▶ **Task statement**: Copy all lines of the listing that include the string "Børn".

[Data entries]
_____
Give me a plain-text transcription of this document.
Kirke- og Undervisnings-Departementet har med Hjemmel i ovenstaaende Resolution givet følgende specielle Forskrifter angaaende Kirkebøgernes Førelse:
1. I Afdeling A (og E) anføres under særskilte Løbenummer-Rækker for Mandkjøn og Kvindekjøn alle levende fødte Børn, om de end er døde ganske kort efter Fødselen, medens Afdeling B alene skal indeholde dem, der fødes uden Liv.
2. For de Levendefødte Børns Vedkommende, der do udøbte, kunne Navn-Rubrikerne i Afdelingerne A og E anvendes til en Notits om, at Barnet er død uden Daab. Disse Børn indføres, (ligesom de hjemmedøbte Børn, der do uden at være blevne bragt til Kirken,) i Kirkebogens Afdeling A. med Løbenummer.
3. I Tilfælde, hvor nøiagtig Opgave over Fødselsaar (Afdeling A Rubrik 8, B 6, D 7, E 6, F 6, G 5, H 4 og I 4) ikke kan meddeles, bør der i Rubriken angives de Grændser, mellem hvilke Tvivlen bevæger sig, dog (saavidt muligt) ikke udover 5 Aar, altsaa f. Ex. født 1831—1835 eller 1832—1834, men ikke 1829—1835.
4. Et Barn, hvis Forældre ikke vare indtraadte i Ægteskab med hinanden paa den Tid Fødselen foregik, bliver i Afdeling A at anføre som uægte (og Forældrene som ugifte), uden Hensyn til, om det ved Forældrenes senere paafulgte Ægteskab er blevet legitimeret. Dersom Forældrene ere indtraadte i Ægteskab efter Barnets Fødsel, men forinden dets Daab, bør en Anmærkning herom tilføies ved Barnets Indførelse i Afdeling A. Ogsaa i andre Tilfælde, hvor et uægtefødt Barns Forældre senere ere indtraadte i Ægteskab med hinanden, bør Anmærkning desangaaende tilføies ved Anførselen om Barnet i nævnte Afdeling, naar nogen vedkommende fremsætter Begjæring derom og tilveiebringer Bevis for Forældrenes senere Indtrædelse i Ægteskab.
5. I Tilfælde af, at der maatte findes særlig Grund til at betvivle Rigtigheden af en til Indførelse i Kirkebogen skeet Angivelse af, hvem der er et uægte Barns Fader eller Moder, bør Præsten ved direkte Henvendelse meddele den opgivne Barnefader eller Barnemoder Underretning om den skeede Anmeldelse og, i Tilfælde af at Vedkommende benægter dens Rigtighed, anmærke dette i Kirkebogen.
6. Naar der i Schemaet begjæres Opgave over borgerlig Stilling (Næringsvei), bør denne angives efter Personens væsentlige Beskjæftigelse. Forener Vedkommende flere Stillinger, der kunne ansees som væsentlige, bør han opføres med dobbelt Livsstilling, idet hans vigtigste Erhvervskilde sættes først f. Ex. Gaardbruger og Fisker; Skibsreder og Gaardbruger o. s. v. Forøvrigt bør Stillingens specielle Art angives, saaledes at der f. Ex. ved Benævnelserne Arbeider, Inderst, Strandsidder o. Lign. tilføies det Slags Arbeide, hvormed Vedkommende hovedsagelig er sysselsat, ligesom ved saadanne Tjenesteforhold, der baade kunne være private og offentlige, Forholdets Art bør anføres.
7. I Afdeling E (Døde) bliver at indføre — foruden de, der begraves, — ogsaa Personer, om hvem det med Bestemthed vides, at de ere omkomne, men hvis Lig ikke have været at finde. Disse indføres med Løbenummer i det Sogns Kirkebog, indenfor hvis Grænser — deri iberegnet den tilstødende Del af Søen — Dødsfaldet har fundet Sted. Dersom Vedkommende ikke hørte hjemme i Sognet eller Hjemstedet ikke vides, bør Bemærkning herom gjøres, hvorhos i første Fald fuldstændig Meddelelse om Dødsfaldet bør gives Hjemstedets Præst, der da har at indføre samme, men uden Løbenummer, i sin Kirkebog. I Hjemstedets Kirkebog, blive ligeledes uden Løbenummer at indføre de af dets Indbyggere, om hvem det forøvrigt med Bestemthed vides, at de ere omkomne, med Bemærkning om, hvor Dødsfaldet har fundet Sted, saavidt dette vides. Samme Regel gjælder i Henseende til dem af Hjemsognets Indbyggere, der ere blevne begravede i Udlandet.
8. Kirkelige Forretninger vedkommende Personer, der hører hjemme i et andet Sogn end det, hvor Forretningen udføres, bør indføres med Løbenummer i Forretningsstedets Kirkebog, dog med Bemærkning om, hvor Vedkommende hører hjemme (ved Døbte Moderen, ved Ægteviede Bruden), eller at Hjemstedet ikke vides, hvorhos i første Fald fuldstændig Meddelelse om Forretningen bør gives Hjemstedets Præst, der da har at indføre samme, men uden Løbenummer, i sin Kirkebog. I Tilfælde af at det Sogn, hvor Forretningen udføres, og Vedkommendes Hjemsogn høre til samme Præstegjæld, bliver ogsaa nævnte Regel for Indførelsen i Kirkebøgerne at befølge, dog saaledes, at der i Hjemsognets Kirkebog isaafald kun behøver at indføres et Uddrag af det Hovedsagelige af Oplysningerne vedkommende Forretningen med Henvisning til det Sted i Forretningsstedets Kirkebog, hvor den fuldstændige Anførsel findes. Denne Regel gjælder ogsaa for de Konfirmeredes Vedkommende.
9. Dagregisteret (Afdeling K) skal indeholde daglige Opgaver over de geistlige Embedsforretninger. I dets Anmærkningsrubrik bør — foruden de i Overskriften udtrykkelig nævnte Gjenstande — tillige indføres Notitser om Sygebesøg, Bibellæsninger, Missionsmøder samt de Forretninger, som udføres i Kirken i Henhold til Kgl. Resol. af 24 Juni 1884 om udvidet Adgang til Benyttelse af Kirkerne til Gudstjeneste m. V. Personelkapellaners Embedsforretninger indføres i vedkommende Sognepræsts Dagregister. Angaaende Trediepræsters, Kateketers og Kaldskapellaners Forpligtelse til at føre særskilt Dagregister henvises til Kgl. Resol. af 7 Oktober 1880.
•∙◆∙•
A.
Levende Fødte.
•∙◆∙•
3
_____
▶ **Solution for this exercise**:
1. I Afdeling A (og E) anføres under særskilte Løbenummer-Rækker for Mandkjøn og Kvindekjøn alle levende fødte Børn, om de end er døde ganske kort efter Fødselen, medens Afdeling B alene skal indeholde dem, der fødes uden Liv.
2. For de Levendefødte Børns Vedkommende, der do udøbte, kunne Navn-Rubrikerne i Afdelingerne A og E anvendes til en Notits om, at Barnet er død uden Daab. Disse Børn indføres, (ligesom de hjemmedøbte Børn, der do uden at være blevne bragt til Kirken,) i Kirkebogens Afdeling A. med Løbenummer.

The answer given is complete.